**Set exercise**
Copy the items from the first line up to and including the line with "dog-with-glasses-image: [575, 97, 1222, 656]", changing "Welcome" to "Hello" and keeping everything else the same.
-- Start of Input for this task --
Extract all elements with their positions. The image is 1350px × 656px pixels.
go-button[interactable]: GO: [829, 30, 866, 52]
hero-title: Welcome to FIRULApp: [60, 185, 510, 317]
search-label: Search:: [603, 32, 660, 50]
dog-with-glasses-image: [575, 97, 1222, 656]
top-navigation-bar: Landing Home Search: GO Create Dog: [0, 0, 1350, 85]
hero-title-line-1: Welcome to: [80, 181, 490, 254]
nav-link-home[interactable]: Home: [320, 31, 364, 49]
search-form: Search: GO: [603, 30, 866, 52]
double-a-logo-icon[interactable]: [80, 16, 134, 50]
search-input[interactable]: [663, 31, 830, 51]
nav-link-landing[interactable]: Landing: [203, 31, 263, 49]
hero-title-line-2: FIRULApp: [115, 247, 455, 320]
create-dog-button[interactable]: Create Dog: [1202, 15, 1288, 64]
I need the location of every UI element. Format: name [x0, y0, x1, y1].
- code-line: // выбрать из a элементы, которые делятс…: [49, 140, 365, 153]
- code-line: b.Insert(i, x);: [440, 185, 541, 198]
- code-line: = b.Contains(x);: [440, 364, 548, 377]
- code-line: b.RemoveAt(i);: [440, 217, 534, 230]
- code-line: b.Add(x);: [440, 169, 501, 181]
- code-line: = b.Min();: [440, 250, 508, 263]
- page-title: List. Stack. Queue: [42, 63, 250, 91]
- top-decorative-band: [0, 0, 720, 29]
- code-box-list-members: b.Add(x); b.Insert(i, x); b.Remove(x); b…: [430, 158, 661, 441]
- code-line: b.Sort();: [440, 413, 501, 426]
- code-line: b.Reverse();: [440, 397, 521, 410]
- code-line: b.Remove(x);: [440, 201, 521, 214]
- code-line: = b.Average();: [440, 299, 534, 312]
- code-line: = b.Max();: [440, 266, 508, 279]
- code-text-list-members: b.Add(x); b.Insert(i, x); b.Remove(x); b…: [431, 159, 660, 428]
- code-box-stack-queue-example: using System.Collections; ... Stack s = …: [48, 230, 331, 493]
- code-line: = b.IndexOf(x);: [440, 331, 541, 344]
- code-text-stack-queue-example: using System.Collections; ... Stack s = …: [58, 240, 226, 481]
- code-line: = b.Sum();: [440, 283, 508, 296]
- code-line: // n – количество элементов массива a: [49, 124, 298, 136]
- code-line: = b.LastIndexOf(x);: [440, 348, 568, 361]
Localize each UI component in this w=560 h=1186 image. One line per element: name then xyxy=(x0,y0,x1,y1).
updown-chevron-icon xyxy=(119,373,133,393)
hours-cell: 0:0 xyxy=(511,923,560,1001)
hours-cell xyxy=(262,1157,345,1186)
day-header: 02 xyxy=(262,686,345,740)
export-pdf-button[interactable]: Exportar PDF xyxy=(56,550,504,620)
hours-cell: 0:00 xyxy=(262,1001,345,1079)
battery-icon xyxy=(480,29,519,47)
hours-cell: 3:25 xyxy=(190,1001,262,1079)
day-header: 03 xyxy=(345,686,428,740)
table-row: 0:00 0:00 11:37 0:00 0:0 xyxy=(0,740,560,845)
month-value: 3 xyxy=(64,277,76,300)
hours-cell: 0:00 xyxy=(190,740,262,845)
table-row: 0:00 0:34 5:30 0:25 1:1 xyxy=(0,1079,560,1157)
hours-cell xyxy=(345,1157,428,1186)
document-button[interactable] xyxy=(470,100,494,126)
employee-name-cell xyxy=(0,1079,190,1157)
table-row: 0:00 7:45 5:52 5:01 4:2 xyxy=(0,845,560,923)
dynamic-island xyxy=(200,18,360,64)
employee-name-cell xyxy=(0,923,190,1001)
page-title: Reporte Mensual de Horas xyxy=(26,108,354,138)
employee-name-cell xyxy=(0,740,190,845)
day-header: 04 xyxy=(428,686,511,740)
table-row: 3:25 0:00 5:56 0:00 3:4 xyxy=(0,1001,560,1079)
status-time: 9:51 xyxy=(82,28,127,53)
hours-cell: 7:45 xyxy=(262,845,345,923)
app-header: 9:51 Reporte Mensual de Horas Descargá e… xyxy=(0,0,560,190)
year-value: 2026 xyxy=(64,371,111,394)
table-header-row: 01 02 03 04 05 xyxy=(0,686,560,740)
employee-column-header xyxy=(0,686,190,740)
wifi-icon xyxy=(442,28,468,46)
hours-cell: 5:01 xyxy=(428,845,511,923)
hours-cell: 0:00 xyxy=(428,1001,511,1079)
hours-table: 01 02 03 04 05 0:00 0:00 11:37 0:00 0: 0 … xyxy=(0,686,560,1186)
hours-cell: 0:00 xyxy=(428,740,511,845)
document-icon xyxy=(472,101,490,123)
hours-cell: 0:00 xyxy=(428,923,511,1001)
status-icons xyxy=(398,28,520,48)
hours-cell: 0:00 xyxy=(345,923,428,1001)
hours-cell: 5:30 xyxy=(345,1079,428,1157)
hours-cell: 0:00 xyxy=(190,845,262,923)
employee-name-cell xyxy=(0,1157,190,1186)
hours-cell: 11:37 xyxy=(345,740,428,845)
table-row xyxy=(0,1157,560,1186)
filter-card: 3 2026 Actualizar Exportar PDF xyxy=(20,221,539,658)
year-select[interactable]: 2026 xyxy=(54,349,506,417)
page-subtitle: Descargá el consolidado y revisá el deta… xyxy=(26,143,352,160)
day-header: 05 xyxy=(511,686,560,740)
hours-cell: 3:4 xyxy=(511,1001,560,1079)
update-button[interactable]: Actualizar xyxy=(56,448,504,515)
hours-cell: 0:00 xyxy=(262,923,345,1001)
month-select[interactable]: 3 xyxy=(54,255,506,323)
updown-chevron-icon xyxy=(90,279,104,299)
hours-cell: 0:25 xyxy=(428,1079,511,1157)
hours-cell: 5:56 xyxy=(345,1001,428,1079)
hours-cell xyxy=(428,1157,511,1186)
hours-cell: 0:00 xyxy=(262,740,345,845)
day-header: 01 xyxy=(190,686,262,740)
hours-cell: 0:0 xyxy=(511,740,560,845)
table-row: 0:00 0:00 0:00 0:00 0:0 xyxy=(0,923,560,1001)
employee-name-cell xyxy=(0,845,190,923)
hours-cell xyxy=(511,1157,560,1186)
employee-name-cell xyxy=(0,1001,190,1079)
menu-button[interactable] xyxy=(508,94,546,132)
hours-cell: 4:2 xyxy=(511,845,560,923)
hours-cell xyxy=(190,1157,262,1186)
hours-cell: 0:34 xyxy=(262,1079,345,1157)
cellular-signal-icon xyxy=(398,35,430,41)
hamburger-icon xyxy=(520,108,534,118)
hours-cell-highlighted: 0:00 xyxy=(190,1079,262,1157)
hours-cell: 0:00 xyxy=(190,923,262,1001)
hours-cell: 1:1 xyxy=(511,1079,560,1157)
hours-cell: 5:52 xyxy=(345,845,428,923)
-- End of Input for this task --
**Final result**
Extract all elements with their positions. The image is 1350px × 656px pixels.
go-button[interactable]: GO: [829, 30, 866, 52]
hero-title: Hello to FIRULApp: [60, 185, 510, 317]
search-label: Search:: [603, 32, 660, 50]
dog-with-glasses-image: [575, 97, 1222, 656]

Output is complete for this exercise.